■ WORK TO BE COMPLETED: Copy out each line of the data that holds the word "text".

■ EXCERPTED RECORDS:
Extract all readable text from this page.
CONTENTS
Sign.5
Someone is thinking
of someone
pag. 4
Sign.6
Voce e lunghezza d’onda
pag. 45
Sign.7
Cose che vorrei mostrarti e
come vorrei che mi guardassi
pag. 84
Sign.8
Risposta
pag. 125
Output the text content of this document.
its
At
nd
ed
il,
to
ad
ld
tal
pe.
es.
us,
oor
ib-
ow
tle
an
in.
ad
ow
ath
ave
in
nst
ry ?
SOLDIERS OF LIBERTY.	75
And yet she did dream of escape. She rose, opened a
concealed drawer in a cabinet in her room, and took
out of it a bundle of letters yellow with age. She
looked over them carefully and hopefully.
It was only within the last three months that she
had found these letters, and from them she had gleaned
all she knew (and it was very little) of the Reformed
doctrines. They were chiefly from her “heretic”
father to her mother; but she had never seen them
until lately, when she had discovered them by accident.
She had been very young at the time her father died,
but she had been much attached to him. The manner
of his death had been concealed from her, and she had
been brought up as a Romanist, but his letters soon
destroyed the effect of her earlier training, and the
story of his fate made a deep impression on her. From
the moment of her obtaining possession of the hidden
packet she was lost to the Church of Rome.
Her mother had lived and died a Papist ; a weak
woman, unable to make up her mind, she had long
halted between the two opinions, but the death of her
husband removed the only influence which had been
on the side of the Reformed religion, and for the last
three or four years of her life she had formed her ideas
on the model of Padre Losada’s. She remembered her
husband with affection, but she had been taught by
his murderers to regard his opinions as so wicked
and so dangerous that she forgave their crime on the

■ RESPONSE TO THE TASK:
Extract all readable text from this page.
Output the text content of this document.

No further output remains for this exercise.